╭─ PROVIDED DATA

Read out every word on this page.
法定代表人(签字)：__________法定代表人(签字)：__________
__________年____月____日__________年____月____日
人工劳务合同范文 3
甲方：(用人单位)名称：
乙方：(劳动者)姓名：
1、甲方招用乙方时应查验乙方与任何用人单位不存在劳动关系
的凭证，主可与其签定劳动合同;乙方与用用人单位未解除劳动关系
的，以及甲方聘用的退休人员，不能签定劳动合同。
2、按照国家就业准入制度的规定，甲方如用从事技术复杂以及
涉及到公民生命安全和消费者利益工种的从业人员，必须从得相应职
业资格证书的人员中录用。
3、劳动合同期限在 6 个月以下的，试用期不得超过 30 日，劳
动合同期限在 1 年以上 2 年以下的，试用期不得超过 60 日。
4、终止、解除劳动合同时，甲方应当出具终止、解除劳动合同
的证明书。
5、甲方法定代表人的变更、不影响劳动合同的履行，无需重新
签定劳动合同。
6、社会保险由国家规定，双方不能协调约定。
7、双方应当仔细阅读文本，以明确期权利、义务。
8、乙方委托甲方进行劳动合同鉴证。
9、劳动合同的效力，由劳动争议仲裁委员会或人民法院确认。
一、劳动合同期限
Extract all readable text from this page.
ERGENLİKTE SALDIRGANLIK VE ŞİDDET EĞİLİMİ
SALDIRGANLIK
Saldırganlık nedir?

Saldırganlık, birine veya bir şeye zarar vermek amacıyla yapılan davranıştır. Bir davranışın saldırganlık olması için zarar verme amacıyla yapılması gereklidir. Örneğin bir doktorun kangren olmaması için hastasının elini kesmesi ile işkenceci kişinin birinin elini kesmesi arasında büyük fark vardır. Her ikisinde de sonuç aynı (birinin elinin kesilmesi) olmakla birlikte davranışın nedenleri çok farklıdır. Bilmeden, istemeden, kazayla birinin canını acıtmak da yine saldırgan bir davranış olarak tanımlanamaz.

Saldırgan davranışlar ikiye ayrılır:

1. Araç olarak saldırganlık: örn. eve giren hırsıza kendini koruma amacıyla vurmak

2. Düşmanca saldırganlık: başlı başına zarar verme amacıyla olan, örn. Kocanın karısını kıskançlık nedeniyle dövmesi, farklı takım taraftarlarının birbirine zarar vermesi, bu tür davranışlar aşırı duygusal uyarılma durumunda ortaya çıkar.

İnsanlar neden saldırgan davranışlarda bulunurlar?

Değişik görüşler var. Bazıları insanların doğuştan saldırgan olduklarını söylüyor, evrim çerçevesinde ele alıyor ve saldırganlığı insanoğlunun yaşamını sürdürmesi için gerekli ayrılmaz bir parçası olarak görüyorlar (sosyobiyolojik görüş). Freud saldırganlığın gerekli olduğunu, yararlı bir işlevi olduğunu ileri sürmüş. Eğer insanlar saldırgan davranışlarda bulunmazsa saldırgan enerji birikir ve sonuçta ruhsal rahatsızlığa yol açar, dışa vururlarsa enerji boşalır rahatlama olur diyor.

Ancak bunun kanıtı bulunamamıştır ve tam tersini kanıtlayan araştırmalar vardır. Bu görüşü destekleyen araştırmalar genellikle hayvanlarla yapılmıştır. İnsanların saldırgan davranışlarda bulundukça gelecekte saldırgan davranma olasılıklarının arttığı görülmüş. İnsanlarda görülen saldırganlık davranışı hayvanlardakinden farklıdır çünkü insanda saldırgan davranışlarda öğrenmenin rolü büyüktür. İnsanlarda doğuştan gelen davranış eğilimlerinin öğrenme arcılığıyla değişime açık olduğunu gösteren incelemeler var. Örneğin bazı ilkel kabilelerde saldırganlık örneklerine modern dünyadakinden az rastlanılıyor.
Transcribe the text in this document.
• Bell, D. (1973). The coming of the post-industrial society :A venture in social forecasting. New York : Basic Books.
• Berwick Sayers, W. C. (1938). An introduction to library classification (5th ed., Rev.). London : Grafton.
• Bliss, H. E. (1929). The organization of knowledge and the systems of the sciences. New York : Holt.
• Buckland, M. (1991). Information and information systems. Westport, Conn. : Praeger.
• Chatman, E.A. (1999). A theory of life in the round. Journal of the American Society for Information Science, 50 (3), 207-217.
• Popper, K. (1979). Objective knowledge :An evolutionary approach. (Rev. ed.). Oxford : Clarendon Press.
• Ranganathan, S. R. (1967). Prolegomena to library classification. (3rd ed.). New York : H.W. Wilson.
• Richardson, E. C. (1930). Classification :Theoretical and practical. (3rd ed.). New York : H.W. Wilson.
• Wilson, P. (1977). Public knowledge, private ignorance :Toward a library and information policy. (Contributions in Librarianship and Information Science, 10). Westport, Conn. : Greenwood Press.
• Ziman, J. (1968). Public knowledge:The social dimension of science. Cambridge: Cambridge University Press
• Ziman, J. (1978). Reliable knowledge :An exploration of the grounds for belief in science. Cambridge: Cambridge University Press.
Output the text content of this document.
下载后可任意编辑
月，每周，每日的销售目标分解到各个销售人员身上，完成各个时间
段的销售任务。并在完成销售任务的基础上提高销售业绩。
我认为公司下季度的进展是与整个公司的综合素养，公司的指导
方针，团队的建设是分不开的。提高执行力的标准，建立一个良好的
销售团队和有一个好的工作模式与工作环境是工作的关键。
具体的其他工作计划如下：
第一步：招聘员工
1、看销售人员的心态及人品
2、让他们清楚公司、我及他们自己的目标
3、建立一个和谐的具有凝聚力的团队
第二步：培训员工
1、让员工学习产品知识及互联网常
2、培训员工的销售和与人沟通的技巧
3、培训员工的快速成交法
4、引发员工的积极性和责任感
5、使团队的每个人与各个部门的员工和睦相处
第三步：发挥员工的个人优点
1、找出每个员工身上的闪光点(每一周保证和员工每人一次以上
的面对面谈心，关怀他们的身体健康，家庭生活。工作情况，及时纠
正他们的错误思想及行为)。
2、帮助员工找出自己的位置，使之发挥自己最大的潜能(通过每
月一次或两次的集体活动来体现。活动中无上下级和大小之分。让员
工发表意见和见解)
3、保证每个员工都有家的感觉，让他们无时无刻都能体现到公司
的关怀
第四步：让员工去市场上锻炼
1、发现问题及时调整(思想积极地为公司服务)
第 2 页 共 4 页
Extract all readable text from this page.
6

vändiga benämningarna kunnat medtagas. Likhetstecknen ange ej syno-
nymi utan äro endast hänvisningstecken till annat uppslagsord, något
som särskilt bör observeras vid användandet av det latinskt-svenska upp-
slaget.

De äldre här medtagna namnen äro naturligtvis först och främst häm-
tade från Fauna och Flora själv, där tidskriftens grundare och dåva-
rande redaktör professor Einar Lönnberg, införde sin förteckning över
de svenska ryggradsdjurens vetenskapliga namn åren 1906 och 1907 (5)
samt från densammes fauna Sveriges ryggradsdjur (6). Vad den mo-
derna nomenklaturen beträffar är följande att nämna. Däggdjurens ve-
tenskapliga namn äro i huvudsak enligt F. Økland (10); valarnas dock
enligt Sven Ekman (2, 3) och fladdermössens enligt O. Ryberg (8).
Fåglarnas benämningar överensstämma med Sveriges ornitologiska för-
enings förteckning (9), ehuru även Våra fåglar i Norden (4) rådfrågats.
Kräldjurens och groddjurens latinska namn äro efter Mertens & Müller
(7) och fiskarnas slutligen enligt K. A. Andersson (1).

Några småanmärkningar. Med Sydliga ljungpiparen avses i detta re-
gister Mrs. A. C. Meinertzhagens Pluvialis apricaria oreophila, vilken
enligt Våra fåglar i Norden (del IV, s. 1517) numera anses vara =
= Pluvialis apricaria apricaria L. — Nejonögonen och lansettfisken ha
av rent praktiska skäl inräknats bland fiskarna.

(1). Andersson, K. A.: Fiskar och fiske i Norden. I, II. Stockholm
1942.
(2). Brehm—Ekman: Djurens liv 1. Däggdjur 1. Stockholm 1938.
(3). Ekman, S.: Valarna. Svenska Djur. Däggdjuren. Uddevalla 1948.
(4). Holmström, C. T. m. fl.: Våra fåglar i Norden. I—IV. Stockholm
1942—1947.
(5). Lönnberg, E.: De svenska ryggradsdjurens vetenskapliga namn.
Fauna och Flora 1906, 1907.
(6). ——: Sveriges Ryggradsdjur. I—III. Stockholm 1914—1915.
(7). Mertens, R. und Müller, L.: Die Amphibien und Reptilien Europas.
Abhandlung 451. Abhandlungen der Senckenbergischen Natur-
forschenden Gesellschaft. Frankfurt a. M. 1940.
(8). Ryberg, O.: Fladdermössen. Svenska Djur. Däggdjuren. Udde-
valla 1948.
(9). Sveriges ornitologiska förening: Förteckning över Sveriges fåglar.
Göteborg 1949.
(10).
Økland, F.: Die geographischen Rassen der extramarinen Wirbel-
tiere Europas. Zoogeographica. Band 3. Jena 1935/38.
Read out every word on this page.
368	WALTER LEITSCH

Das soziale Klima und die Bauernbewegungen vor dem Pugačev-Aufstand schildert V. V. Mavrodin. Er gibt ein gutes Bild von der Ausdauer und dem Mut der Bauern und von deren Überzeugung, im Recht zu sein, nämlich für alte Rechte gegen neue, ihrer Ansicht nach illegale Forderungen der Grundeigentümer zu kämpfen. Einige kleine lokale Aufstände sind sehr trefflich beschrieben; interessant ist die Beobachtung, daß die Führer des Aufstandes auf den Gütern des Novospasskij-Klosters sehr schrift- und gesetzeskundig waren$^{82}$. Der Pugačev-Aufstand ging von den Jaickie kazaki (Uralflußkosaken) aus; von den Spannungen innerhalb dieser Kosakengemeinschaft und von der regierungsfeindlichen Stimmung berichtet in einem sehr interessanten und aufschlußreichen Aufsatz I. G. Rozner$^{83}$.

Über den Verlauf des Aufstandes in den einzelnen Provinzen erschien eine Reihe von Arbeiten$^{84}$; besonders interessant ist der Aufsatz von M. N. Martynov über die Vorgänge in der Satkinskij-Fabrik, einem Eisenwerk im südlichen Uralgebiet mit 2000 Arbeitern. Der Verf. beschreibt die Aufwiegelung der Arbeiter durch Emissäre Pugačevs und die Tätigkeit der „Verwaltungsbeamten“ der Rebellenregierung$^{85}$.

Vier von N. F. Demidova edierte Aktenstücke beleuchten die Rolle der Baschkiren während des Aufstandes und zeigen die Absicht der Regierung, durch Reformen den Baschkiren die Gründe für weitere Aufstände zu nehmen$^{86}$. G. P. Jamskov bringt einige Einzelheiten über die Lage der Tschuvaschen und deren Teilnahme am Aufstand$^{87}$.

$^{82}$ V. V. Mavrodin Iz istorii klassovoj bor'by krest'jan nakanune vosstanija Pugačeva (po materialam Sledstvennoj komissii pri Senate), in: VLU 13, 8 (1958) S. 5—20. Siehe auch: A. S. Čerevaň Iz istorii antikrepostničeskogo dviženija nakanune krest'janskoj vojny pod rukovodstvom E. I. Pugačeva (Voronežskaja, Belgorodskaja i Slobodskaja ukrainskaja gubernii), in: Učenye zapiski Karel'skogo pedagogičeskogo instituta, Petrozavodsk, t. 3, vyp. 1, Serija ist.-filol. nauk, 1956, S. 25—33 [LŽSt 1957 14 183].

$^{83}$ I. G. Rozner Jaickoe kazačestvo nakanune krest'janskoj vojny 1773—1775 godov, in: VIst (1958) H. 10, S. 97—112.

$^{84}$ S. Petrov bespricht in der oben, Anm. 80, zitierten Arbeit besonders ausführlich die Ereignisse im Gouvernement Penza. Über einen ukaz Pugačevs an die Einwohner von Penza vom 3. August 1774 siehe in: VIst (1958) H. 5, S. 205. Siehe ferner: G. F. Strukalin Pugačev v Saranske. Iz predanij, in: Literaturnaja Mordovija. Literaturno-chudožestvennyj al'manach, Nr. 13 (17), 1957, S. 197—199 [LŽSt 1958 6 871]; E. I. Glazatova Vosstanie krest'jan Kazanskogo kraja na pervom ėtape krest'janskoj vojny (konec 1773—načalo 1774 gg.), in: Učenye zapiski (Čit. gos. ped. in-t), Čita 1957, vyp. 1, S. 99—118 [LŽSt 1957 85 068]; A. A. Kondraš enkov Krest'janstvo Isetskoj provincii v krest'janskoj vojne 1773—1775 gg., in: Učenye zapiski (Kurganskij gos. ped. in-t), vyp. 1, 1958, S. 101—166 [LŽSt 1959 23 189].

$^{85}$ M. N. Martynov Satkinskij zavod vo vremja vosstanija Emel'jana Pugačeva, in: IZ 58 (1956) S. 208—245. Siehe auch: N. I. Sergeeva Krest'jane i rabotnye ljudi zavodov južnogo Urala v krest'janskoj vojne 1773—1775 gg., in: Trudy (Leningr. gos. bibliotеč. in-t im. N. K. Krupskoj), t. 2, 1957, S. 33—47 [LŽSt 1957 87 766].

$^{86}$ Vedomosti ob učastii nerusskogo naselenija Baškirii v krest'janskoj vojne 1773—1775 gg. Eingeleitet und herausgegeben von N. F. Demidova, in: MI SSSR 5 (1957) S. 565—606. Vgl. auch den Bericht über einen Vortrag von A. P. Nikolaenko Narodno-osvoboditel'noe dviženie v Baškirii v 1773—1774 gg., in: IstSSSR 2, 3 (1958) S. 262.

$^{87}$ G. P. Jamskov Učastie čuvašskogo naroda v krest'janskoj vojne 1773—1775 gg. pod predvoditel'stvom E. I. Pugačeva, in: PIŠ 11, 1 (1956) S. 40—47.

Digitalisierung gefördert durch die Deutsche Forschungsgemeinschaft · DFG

╰─

** REQUIRED TASK **
Tally how many lines of the material contain the word "apricaria". The answer must be the number and nothing else.

** SOLUTION BELOW **
2